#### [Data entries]
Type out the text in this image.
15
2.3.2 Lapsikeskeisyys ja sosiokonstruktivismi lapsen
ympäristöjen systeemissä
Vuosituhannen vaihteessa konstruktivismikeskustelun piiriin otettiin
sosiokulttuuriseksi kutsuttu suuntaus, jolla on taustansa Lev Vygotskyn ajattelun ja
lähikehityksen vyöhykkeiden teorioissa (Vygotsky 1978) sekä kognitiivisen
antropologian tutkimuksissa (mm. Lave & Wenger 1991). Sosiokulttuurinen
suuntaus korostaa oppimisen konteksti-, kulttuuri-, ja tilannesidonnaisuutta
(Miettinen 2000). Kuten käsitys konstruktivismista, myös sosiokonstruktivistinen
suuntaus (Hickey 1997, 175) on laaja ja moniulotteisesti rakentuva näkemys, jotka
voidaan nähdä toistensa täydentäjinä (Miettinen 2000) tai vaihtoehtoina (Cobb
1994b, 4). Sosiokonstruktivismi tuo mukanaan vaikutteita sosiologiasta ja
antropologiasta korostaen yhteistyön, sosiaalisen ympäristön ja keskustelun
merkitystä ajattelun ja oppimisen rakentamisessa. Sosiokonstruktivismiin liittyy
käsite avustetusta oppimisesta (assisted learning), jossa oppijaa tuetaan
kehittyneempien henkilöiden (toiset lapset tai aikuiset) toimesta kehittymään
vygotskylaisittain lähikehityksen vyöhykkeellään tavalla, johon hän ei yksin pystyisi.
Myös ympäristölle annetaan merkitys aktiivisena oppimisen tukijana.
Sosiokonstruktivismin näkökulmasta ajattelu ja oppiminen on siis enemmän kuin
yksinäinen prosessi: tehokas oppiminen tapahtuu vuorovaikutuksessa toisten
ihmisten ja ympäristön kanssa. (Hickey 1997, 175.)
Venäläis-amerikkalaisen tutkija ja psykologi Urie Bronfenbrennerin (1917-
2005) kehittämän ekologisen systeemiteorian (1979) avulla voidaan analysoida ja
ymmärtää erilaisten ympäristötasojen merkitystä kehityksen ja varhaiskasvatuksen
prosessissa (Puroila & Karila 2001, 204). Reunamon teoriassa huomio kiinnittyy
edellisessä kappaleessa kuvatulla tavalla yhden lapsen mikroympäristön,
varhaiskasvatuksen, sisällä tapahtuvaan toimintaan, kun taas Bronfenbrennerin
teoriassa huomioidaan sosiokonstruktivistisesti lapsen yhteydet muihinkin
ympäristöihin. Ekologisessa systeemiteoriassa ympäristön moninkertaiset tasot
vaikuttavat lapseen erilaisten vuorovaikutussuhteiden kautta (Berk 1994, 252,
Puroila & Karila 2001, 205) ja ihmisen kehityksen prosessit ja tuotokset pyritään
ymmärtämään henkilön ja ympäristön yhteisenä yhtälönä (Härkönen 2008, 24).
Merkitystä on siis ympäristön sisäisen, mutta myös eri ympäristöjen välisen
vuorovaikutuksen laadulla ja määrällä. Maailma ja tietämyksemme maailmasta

#### [Set exercise]
The lines above should be duplicated exactly.

#### [The reply]
Type out the text in this image.
15
2.3.2 Lapsikeskeisyys ja sosiokonstruktivismi lapsen
ympäristöjen systeemissä
Vuosituhannen vaihteessa konstruktivismikeskustelun piiriin otettiin
sosiokulttuuriseksi kutsuttu suuntaus, jolla on taustansa Lev Vygotskyn ajattelun ja
lähikehityksen vyöhykkeiden teorioissa (Vygotsky 1978) sekä kognitiivisen
antropologian tutkimuksissa (mm. Lave & Wenger 1991). Sosiokulttuurinen
suuntaus korostaa oppimisen konteksti-, kulttuuri-, ja tilannesidonnaisuutta
(Miettinen 2000). Kuten käsitys konstruktivismista, myös sosiokonstruktivistinen
suuntaus (Hickey 1997, 175) on laaja ja moniulotteisesti rakentuva näkemys, jotka
voidaan nähdä toistensa täydentäjinä (Miettinen 2000) tai vaihtoehtoina (Cobb
1994b, 4). Sosiokonstruktivismi tuo mukanaan vaikutteita sosiologiasta ja
antropologiasta korostaen yhteistyön, sosiaalisen ympäristön ja keskustelun
merkitystä ajattelun ja oppimisen rakentamisessa. Sosiokonstruktivismiin liittyy
käsite avustetusta oppimisesta (assisted learning), jossa oppijaa tuetaan
kehittyneempien henkilöiden (toiset lapset tai aikuiset) toimesta kehittymään
vygotskylaisittain lähikehityksen vyöhykkeellään tavalla, johon hän ei yksin pystyisi.
Myös ympäristölle annetaan merkitys aktiivisena oppimisen tukijana.
Sosiokonstruktivismin näkökulmasta ajattelu ja oppiminen on siis enemmän kuin
yksinäinen prosessi: tehokas oppiminen tapahtuu vuorovaikutuksessa toisten
ihmisten ja ympäristön kanssa. (Hickey 1997, 175.)
Venäläis-amerikkalaisen tutkija ja psykologi Urie Bronfenbrennerin (1917-
2005) kehittämän ekologisen systeemiteorian (1979) avulla voidaan analysoida ja
ymmärtää erilaisten ympäristötasojen merkitystä kehityksen ja varhaiskasvatuksen
prosessissa (Puroila & Karila 2001, 204). Reunamon teoriassa huomio kiinnittyy
edellisessä kappaleessa kuvatulla tavalla yhden lapsen mikroympäristön,
varhaiskasvatuksen, sisällä tapahtuvaan toimintaan, kun taas Bronfenbrennerin
teoriassa huomioidaan sosiokonstruktivistisesti lapsen yhteydet muihinkin
ympäristöihin. Ekologisessa systeemiteoriassa ympäristön moninkertaiset tasot
vaikuttavat lapseen erilaisten vuorovaikutussuhteiden kautta (Berk 1994, 252,
Puroila & Karila 2001, 205) ja ihmisen kehityksen prosessit ja tuotokset pyritään
ymmärtämään henkilön ja ympäristön yhteisenä yhtälönä (Härkönen 2008, 24).
Merkitystä on siis ympäristön sisäisen, mutta myös eri ympäristöjen välisen
vuorovaikutuksen laadulla ja määrällä. Maailma ja tietämyksemme maailmasta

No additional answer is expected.